# STATED EXERCISE:
In your copy, reproduce the entries exactly as they are, minus the images.

== SUPPLIED INFORMATION ==

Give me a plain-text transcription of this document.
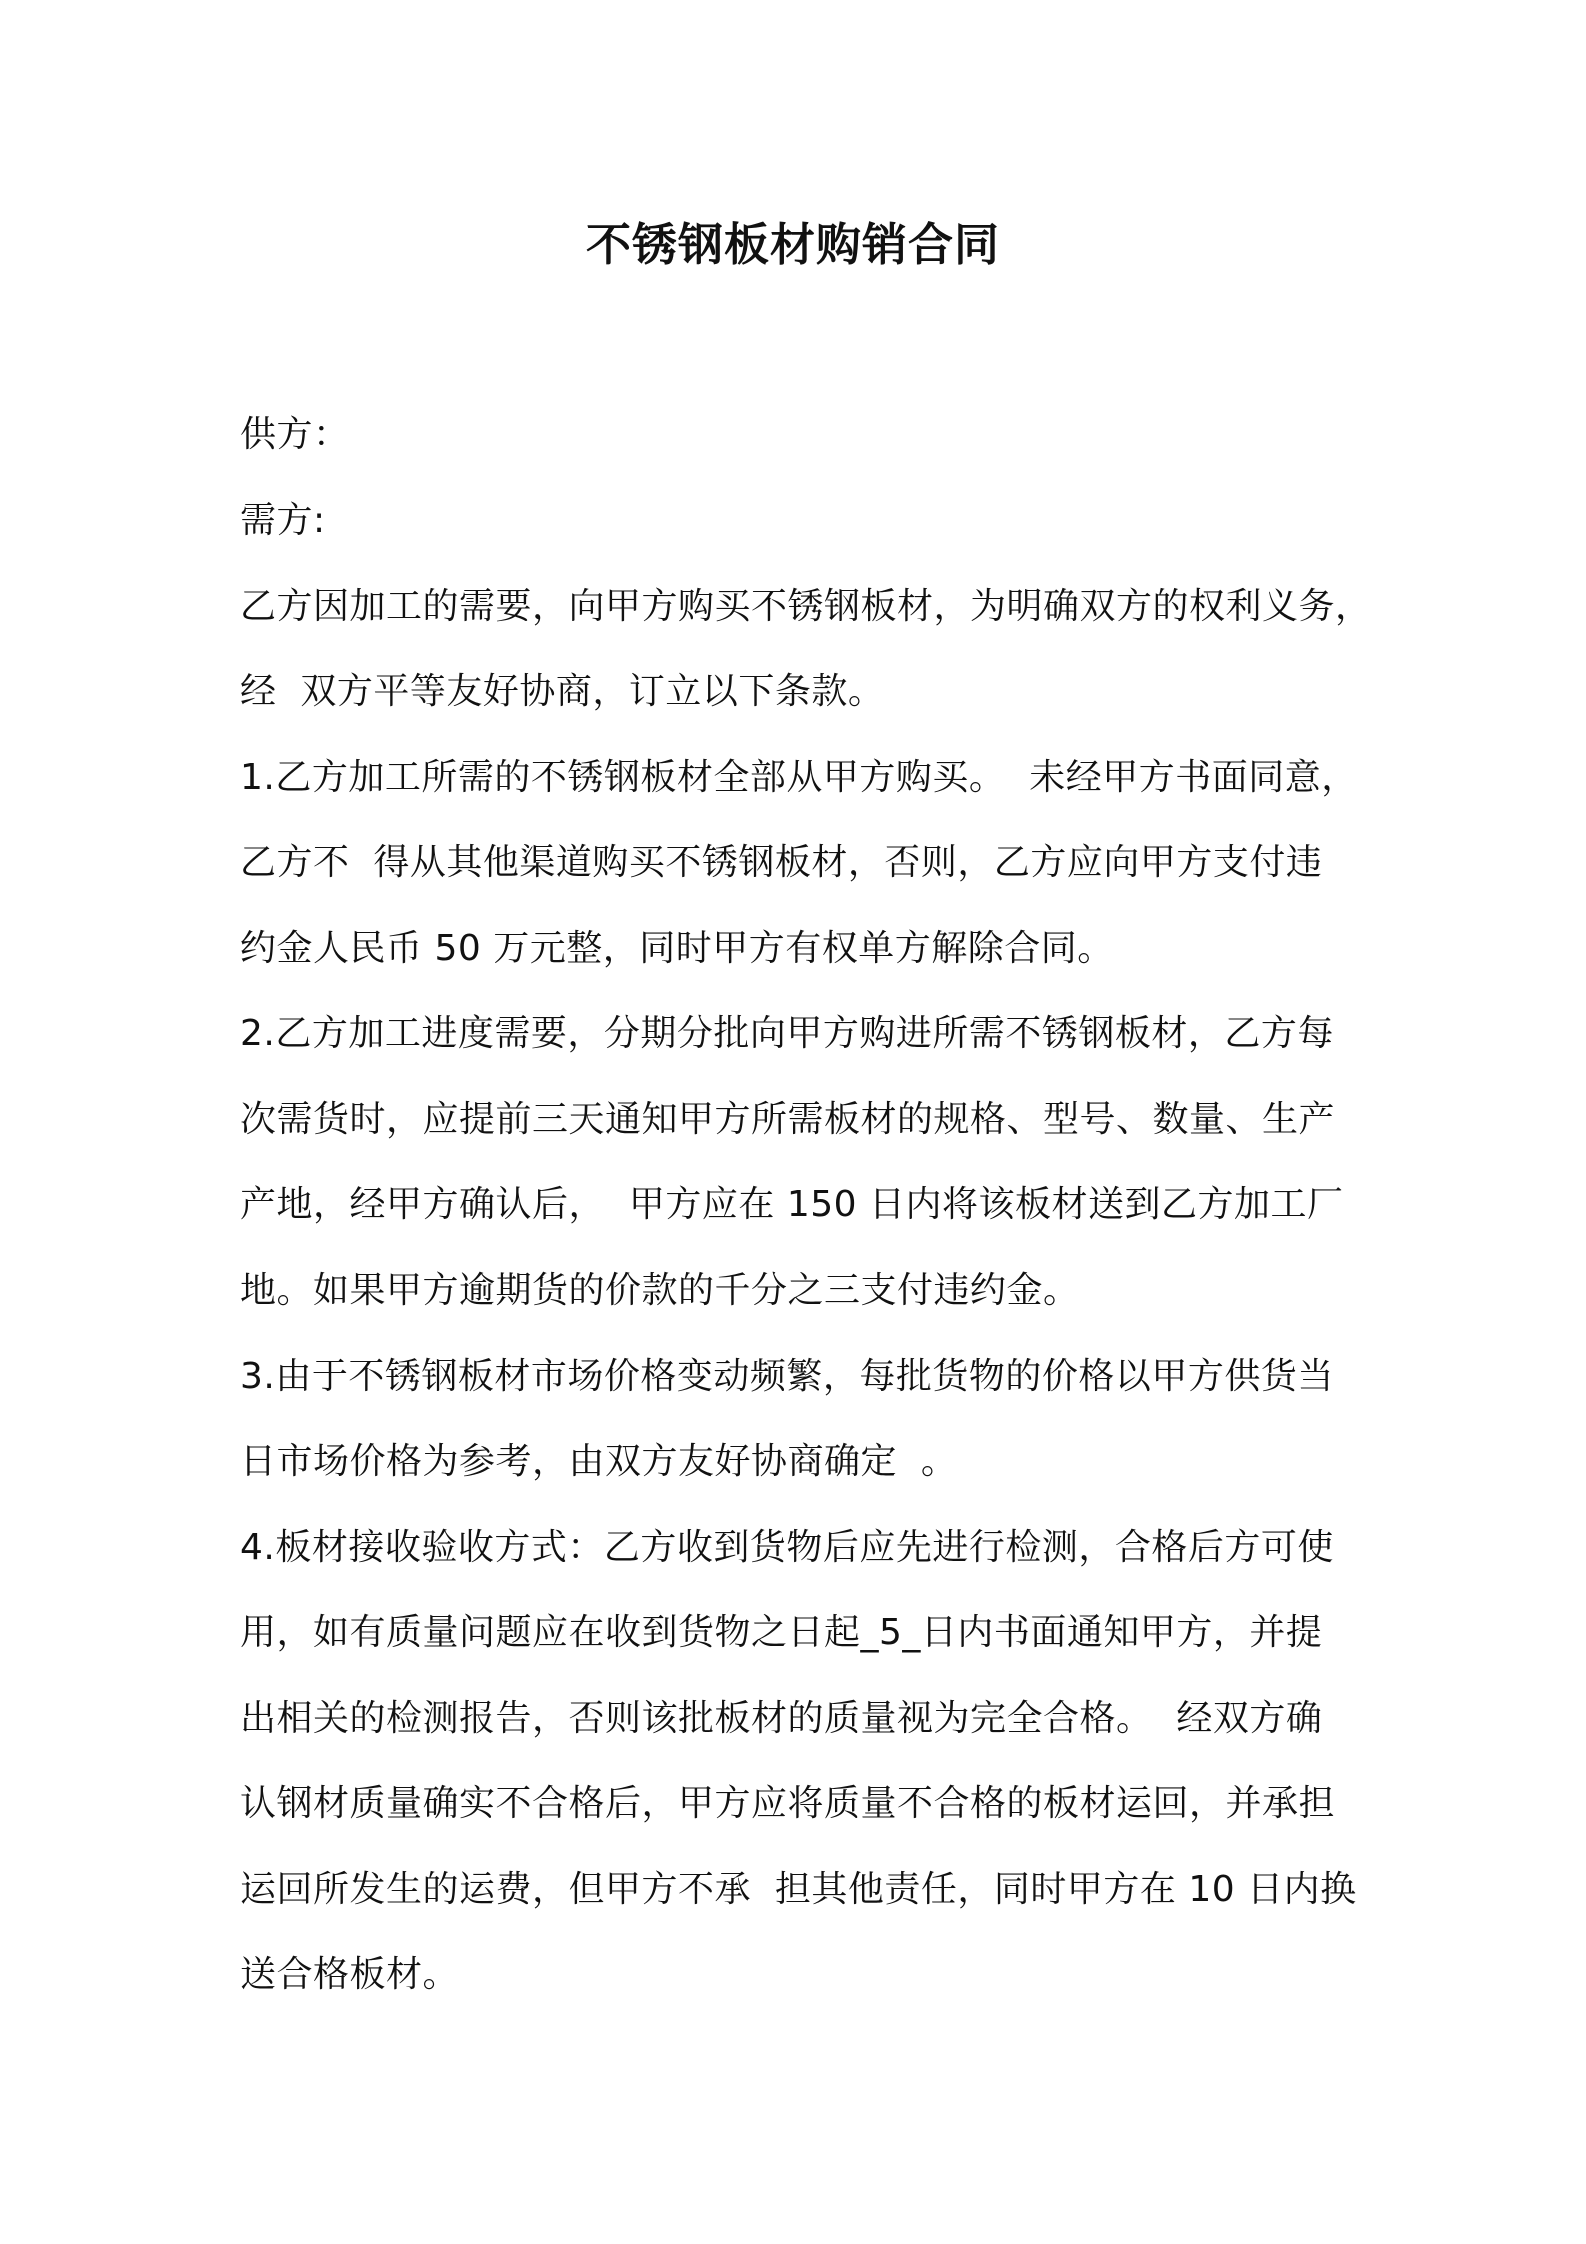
不锈钢板材购销合同
供方：
需方:
乙方因加工的需要，向甲方购买不锈钢板材，为明确双方的权利义务，
经  双方平等友好协商，订立以下条款。
1.乙方加工所需的不锈钢板材全部从甲方购买。  未经甲方书面同意，
乙方不  得从其他渠道购买不锈钢板材，否则，乙方应向甲方支付违
约金人民币 50 万元整，同时甲方有权单方解除合同。
2.乙方加工进度需要，分期分批向甲方购进所需不锈钢板材，乙方每
次需货时，应提前三天通知甲方所需板材的规格、型号、数量、生产
产地，经甲方确认后，  甲方应在 150 日内将该板材送到乙方加工厂
地。如果甲方逾期货的价款的千分之三支付违约金。
3.由于不锈钢板材市场价格变动频繁，每批货物的价格以甲方供货当
日市场价格为参考，由双方友好协商确定  。
4.板材接收验收方式：乙方收到货物后应先进行检测，合格后方可使
用，如有质量问题应在收到货物之日起_5_日内书面通知甲方，并提
出相关的检测报告，否则该批板材的质量视为完全合格。  经双方确
认钢材质量确实不合格后，甲方应将质量不合格的板材运回，并承担
运回所发生的运费，但甲方不承  担其他责任，同时甲方在 10 日内换
送合格板材。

===

# TASK OUTPUT:
Give me a plain-text transcription of this document.
不锈钢板材购销合同
供方：
需方:
乙方因加工的需要，向甲方购买不锈钢板材，为明确双方的权利义务，
经  双方平等友好协商，订立以下条款。
1.乙方加工所需的不锈钢板材全部从甲方购买。  未经甲方书面同意，
乙方不  得从其他渠道购买不锈钢板材，否则，乙方应向甲方支付违
约金人民币 50 万元整，同时甲方有权单方解除合同。
2.乙方加工进度需要，分期分批向甲方购进所需不锈钢板材，乙方每
次需货时，应提前三天通知甲方所需板材的规格、型号、数量、生产
产地，经甲方确认后，  甲方应在 150 日内将该板材送到乙方加工厂
地。如果甲方逾期货的价款的千分之三支付违约金。
3.由于不锈钢板材市场价格变动频繁，每批货物的价格以甲方供货当
日市场价格为参考，由双方友好协商确定  。
4.板材接收验收方式：乙方收到货物后应先进行检测，合格后方可使
用，如有质量问题应在收到货物之日起_5_日内书面通知甲方，并提
出相关的检测报告，否则该批板材的质量视为完全合格。  经双方确
认钢材质量确实不合格后，甲方应将质量不合格的板材运回，并承担
运回所发生的运费，但甲方不承  担其他责任，同时甲方在 10 日内换
送合格板材。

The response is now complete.